Search the material for the word "Tarake" and report each line where it turns up.

(Saved data entries)
-------
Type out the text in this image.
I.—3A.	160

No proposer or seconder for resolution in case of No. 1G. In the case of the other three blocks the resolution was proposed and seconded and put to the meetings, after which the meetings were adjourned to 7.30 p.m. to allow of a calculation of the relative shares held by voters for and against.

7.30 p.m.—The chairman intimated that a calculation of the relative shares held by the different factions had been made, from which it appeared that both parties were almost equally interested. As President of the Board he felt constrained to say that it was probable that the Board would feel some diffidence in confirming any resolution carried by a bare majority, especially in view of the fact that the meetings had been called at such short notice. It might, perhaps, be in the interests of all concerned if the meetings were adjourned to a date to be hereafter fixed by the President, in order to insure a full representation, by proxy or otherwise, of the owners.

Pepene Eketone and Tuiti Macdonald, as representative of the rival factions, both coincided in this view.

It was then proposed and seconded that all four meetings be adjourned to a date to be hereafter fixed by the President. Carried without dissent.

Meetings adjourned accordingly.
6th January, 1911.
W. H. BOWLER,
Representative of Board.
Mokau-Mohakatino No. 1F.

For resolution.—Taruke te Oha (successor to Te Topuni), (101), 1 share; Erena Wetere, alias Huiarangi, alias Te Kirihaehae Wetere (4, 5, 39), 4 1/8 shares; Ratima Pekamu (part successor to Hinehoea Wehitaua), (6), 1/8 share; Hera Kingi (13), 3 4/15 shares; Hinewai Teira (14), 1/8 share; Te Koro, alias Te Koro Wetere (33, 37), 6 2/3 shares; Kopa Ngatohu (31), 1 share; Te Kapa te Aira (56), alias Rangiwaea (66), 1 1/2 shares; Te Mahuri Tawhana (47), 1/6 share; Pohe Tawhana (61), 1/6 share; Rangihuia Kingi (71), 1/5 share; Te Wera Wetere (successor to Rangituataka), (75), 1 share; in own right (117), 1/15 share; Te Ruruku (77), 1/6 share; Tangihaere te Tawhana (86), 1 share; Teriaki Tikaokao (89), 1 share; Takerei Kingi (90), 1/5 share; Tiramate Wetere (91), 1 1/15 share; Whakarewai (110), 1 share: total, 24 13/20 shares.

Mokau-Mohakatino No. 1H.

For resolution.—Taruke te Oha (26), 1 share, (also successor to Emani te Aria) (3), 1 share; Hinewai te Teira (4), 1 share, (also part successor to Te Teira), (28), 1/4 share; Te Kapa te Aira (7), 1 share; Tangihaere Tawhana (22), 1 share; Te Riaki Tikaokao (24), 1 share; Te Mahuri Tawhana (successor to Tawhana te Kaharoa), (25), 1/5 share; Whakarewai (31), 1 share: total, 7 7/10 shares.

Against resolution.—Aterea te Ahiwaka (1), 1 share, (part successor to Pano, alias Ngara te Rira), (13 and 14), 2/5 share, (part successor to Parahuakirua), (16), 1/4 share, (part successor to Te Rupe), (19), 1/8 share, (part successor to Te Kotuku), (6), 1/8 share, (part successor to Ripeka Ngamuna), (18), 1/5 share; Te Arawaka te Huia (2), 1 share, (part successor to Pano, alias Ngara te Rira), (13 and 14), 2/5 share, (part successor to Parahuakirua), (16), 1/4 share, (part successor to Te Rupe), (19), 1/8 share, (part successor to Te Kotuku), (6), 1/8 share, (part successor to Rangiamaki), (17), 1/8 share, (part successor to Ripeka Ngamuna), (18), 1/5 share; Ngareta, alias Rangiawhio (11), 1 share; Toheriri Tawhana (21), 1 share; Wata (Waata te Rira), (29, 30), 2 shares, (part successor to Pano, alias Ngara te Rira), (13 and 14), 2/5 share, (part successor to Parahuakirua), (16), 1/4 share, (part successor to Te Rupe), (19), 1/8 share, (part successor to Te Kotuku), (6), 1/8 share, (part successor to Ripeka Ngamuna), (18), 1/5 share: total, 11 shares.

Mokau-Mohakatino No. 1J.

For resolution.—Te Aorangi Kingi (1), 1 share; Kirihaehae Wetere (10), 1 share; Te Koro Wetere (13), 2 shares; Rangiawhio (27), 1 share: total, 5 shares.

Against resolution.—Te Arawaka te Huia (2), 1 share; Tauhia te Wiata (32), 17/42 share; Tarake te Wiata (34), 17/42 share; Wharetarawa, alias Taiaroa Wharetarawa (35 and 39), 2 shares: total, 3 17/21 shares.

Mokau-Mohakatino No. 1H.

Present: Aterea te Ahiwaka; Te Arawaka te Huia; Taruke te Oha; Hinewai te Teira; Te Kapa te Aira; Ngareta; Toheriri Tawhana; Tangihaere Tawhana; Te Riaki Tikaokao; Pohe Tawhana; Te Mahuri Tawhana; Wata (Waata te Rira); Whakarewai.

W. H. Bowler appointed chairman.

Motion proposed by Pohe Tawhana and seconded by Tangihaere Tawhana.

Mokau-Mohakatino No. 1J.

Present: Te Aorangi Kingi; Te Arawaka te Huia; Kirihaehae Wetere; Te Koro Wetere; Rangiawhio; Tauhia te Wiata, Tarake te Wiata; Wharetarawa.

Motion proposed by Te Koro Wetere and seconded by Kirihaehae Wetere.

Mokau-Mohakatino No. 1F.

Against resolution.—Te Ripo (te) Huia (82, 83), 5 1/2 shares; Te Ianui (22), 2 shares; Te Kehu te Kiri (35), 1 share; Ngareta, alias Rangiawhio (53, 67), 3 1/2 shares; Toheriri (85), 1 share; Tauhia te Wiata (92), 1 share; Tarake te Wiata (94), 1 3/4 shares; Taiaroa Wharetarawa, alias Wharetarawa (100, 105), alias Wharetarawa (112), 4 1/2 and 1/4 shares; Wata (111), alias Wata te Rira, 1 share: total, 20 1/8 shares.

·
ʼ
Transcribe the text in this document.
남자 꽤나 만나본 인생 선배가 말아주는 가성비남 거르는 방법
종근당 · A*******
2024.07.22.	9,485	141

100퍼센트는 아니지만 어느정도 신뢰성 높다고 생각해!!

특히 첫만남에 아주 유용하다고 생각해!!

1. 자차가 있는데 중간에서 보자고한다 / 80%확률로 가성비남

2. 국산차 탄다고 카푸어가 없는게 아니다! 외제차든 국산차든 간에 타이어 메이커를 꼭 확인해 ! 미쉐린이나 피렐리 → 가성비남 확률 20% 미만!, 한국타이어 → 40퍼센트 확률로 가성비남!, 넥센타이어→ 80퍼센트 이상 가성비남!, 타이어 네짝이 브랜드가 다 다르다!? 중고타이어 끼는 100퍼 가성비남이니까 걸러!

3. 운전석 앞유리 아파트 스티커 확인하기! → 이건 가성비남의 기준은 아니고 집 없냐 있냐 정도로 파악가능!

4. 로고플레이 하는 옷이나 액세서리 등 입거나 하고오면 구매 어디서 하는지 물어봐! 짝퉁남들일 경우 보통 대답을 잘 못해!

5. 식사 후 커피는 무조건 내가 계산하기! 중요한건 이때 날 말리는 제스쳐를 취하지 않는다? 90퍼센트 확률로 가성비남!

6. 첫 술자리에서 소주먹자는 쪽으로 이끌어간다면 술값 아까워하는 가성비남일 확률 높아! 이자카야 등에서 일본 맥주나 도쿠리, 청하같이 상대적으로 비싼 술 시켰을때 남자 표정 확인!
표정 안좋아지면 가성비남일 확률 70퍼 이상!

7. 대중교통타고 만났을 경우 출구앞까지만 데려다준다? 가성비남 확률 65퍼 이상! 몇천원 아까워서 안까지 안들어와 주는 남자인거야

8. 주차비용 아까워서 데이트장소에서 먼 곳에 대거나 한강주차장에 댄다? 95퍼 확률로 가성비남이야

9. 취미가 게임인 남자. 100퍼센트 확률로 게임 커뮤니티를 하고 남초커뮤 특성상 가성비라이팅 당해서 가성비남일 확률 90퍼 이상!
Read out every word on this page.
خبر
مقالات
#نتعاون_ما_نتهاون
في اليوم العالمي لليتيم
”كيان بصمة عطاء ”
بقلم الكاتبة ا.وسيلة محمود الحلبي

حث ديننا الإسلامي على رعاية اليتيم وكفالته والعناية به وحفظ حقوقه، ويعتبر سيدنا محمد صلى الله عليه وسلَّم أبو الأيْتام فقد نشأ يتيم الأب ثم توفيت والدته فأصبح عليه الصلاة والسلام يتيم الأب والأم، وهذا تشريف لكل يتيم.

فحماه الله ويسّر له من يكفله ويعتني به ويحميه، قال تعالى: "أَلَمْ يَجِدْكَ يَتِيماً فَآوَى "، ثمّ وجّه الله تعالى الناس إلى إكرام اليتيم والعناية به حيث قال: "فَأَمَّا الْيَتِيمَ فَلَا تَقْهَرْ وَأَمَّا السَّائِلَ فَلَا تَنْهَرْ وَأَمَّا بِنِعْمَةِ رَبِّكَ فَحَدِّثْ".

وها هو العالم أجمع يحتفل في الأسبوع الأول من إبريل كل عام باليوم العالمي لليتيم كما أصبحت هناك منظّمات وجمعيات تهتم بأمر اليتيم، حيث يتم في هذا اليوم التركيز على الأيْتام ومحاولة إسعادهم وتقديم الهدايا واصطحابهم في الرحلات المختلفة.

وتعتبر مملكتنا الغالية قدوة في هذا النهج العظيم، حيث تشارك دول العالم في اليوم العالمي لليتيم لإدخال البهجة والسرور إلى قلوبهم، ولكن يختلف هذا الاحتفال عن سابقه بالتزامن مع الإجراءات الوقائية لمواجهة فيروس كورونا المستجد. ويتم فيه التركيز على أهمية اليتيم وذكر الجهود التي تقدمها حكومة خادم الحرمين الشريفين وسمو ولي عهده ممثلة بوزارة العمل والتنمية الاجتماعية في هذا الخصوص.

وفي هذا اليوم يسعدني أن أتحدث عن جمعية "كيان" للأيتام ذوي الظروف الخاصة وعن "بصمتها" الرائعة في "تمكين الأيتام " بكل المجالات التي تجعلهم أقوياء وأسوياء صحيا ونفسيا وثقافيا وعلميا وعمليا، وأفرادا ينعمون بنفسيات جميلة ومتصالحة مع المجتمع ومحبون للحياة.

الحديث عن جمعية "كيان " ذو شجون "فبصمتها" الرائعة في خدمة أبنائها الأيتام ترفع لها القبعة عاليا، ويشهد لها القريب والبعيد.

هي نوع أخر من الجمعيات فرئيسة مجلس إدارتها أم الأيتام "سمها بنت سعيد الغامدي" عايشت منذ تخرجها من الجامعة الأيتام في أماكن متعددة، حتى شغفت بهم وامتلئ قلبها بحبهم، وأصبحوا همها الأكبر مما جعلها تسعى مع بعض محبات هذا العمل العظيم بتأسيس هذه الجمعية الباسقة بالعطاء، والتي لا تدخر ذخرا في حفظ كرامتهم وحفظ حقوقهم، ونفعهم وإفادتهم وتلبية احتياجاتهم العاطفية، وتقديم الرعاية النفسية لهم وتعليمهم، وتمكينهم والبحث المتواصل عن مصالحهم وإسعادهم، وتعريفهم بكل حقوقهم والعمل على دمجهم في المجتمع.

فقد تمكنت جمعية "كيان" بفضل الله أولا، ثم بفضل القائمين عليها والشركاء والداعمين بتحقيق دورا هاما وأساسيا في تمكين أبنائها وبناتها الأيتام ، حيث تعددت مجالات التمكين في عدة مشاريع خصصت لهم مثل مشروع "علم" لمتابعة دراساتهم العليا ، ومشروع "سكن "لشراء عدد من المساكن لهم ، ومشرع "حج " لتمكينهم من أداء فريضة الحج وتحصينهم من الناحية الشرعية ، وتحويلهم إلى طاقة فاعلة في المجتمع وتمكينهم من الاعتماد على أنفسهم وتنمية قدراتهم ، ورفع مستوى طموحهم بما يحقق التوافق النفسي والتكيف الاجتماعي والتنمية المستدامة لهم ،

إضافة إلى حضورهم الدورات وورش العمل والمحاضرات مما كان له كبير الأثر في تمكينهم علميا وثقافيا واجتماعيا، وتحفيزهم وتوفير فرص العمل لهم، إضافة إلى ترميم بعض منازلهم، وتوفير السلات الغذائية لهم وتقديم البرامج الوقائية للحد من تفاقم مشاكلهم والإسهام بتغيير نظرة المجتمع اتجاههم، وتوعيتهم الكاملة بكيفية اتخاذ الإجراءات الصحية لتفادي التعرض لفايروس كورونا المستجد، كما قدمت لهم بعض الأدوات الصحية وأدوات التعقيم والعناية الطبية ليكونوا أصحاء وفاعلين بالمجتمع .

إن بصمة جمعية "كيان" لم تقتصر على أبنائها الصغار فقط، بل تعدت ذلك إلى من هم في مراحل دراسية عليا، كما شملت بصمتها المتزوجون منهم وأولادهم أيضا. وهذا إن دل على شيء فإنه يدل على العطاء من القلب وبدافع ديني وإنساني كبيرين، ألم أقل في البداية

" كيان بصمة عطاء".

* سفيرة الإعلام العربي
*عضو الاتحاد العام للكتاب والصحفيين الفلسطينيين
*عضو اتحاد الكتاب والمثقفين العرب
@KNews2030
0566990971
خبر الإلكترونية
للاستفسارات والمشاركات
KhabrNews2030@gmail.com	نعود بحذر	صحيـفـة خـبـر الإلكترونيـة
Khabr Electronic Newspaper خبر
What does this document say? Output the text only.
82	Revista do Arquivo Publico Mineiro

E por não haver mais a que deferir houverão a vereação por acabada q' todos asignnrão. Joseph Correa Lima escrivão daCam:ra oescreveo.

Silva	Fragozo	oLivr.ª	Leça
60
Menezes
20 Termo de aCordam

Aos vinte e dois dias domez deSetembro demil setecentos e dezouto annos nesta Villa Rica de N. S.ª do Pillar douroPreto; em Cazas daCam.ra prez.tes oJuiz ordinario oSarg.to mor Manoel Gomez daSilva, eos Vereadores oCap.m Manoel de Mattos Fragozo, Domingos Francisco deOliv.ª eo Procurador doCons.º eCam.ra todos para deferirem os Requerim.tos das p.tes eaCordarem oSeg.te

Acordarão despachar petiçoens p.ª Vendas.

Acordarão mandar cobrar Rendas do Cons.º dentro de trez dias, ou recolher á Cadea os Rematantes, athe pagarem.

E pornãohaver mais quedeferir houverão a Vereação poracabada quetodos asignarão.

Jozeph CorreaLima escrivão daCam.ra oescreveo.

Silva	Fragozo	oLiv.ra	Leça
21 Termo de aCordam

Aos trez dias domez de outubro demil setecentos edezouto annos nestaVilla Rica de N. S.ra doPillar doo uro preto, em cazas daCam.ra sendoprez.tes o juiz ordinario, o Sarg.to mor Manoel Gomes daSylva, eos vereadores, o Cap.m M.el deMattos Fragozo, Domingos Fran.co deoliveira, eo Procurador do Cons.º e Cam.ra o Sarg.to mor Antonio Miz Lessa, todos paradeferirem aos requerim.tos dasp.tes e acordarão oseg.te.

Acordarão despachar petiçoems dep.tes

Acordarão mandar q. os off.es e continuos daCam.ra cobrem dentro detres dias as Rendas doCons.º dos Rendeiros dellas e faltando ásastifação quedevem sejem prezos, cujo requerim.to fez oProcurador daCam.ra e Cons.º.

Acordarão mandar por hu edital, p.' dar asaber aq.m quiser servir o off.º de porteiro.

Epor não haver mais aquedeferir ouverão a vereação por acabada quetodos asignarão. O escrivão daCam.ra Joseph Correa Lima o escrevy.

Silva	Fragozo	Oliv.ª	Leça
-------
Solution to this task:
Against resolution.—Te Arawaka te Huia (2), 1 share; Tauhia te Wiata (32), 17/42 share; Tarake te Wiata (34), 17/42 share; Wharetarawa, alias Taiaroa Wharetarawa (35 and 39), 2 shares: total, 3 17/21 shares.
Present: Te Aorangi Kingi; Te Arawaka te Huia; Kirihaehae Wetere; Te Koro Wetere; Rangiawhio; Tauhia te Wiata, Tarake te Wiata; Wharetarawa.
Against resolution.—Te Ripo (te) Huia (82, 83), 5 1/2 shares; Te Ianui (22), 2 shares; Te Kehu te Kiri (35), 1 share; Ngareta, alias Rangiawhio (53, 67), 3 1/2 shares; Toheriri (85), 1 share; Tauhia te Wiata (92), 1 share; Tarake te Wiata (94), 1 3/4 shares; Taiaroa Wharetarawa, alias Wharetarawa (100, 105), alias Wharetarawa (112), 4 1/2 and 1/4 shares; Wata (111), alias Wata te Rira, 1 share: total, 20 1/8 shares.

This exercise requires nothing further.